### Text segment:
·····

Everytime I see a thread title like that I imagine it as a 'Who would win? INFP Vs. INFJ' and then they'd battle :crazy:


----------



## Parttime muse (Feb 8, 2010)

Psilo said:


> I found this thread over at TypeC (which was found at an INFJ forum)
> 
> INFPs focus on values.
> INFJs value their focus.
> ...


No wonder I'm so borderline between the two. I'm split down the middle. XD Thanks for posting this.


----------



## faeriegal713 (Sep 29, 2009)

Parttime muse said:


> No wonder I'm so borderline between the two. I'm split down the middle. XD Thanks for posting this.


Have you taken a look at this website before? INFJ or INFP? a closer look

I've found it very enlightening and helpful even though I know that I am soundly an INFP. It helps me to understand one of my good friends as she is an INFJ, which is quite nice when I'm usually sitting there going "I get it, sort of. If I turn my head sideways and close an eye. But I think I get it."


----------



## GreenCoyote (Nov 2, 2009)

Irulan said:


> I don't know much about how INFPs think, but those three felt the most accurate as an INFJ.
> 
> The first one is because it's when I'm not aware that I am subconsciously analyzing a person that I suddenly notice something unnoticeable about them. It is when I am aware of my state of mind that I become confused and quite aloof.
> 
> ...



thank you for this. 
reading your version of things felt very spot on for me.

I'm kind of glad we are all here to help each other understand and explain things a bit...
if you ever try talking to another INFJ/INFP it can be difficult...
we all have different little intuition dictionaries in our minds that understanding the differences between feeling/emotions can be commonly chaotic.


----------



## OrangeAppled (Jun 26, 2009)

I'm going to break this down for myself, because I plain feel like it :laughing:, and I feel like dispelling generalities about INFPs that I disagree with (or at least, don't see in myself).

*INFPs focus on values.
INFJs value their focus.

*I can get with that. 

*INFPs invoke their feelings.
INFJs feel their invocations.*

This is just a convoluted way of saying: when introspecting, are you evaluating in some way or just seeking inspiration? Fi vs. Ni. 

Fi can seem like Ni in this description because Fi's judgments are disconnected from the external, making it "original" and self-inspiring. 

*INFPs use their intuition to validate their feelings.
INFJs use their feelings to validate their intuitions.*

INFP: Fi needs Ne to find external "proof" for feelings which are otherwise disconnected from the world
.
INFJ: Ni needs Fe to make a value judgment on their perceptions so that these sights take on some purpose & meaning & become insights.

*INFPs react with strong emotions.

·····

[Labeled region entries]
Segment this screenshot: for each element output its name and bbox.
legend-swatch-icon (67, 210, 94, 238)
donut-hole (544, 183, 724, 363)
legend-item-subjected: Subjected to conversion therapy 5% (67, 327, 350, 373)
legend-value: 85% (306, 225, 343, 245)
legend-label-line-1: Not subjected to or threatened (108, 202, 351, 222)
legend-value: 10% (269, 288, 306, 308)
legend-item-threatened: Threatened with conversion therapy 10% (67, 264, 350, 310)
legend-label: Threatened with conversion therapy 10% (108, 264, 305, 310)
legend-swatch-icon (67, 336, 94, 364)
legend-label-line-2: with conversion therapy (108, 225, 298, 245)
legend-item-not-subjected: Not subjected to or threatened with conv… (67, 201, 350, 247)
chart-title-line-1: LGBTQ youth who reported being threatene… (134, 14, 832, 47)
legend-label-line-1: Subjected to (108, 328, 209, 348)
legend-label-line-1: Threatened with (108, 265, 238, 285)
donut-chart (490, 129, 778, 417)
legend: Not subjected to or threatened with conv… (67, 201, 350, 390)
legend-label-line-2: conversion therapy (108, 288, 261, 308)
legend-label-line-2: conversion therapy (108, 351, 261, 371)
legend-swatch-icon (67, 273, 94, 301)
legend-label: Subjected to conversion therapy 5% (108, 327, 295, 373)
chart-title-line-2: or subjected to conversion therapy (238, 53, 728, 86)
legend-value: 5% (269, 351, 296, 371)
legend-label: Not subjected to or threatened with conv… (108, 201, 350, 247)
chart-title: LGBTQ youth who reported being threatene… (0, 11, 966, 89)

·····

### Problems to solve:
[A] In the INFP and INFJ thread, where did Psilo say the list was found?
[B] Rewrite the paragraph starting "I've found it very enlightening" from the INFP and INFJ thread as a shorter version that keeps its main facts.

### In response:
[A] At TypeC, which was found at an INFJ forum.

[B] The writer, who is firmly an INFP, finds the website enlightening and helpful. It helps them understand a good friend who is an INFJ, whose views they otherwise only half grasp.